▶ Directive:
Repeat the material in full. Keep every line exactly as it is.

▶ Supplied data:
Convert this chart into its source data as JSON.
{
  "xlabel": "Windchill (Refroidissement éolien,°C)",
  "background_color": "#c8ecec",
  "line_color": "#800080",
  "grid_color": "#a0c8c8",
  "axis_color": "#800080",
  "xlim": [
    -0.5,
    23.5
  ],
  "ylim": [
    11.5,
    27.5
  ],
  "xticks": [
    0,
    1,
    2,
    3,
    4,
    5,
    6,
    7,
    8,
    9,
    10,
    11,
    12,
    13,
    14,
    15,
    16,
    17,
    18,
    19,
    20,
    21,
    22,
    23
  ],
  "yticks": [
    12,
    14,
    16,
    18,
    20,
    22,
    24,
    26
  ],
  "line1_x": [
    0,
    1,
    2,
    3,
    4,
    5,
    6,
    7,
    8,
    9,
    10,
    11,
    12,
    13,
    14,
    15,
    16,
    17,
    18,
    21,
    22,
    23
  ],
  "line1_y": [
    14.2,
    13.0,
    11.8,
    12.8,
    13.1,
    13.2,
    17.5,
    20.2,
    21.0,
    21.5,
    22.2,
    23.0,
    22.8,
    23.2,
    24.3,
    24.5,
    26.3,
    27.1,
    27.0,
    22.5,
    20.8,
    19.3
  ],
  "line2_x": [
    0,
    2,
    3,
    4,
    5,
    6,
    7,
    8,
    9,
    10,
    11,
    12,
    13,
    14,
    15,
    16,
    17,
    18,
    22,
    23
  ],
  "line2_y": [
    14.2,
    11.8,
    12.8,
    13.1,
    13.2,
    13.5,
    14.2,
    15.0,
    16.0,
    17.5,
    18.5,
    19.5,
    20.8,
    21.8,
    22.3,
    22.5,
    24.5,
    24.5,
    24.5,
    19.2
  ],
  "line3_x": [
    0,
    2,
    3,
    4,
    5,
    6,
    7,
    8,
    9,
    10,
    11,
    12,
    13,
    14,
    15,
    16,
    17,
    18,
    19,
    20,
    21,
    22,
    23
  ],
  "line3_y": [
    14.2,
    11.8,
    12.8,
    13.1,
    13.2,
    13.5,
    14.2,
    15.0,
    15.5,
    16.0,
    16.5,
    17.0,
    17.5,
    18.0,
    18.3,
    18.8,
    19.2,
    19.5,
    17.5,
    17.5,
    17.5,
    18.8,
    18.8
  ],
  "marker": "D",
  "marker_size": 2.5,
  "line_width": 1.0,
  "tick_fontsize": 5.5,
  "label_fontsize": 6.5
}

▶ Answer to this exercise:
Convert this chart into its source data as JSON.
{
  "xlabel": "Windchill (Refroidissement éolien,°C)",
  "background_color": "#c8ecec",
  "line_color": "#800080",
  "grid_color": "#a0c8c8",
  "axis_color": "#800080",
  "xlim": [
    -0.5,
    23.5
  ],
  "ylim": [
    11.5,
    27.5
  ],
  "xticks": [
    0,
    1,
    2,
    3,
    4,
    5,
    6,
    7,
    8,
    9,
    10,
    11,
    12,
    13,
    14,
    15,
    16,
    17,
    18,
    19,
    20,
    21,
    22,
    23
  ],
  "yticks": [
    12,
    14,
    16,
    18,
    20,
    22,
    24,
    26
  ],
  "line1_x": [
    0,
    1,
    2,
    3,
    4,
    5,
    6,
    7,
    8,
    9,
    10,
    11,
    12,
    13,
    14,
    15,
    16,
    17,
    18,
    21,
    22,
    23
  ],
  "line1_y": [
    14.2,
    13.0,
    11.8,
    12.8,
    13.1,
    13.2,
    17.5,
    20.2,
    21.0,
    21.5,
    22.2,
    23.0,
    22.8,
    23.2,
    24.3,
    24.5,
    26.3,
    27.1,
    27.0,
    22.5,
    20.8,
    19.3
  ],
  "line2_x": [
    0,
    2,
    3,
    4,
    5,
    6,
    7,
    8,
    9,
    10,
    11,
    12,
    13,
    14,
    15,
    16,
    17,
    18,
    22,
    23
  ],
  "line2_y": [
    14.2,
    11.8,
    12.8,
    13.1,
    13.2,
    13.5,
    14.2,
    15.0,
    16.0,
    17.5,
    18.5,
    19.5,
    20.8,
    21.8,
    22.3,
    22.5,
    24.5,
    24.5,
    24.5,
    19.2
  ],
  "line3_x": [
    0,
    2,
    3,
    4,
    5,
    6,
    7,
    8,
    9,
    10,
    11,
    12,
    13,
    14,
    15,
    16,
    17,
    18,
    19,
    20,
    21,
    22,
    23
  ],
  "line3_y": [
    14.2,
    11.8,
    12.8,
    13.1,
    13.2,
    13.5,
    14.2,
    15.0,
    15.5,
    16.0,
    16.5,
    17.0,
    17.5,
    18.0,
    18.3,
    18.8,
    19.2,
    19.5,
    17.5,
    17.5,
    17.5,
    18.8,
    18.8
  ],
  "marker": "D",
  "marker_size": 2.5,
  "line_width": 1.0,
  "tick_fontsize": 5.5,
  "label_fontsize": 6.5
}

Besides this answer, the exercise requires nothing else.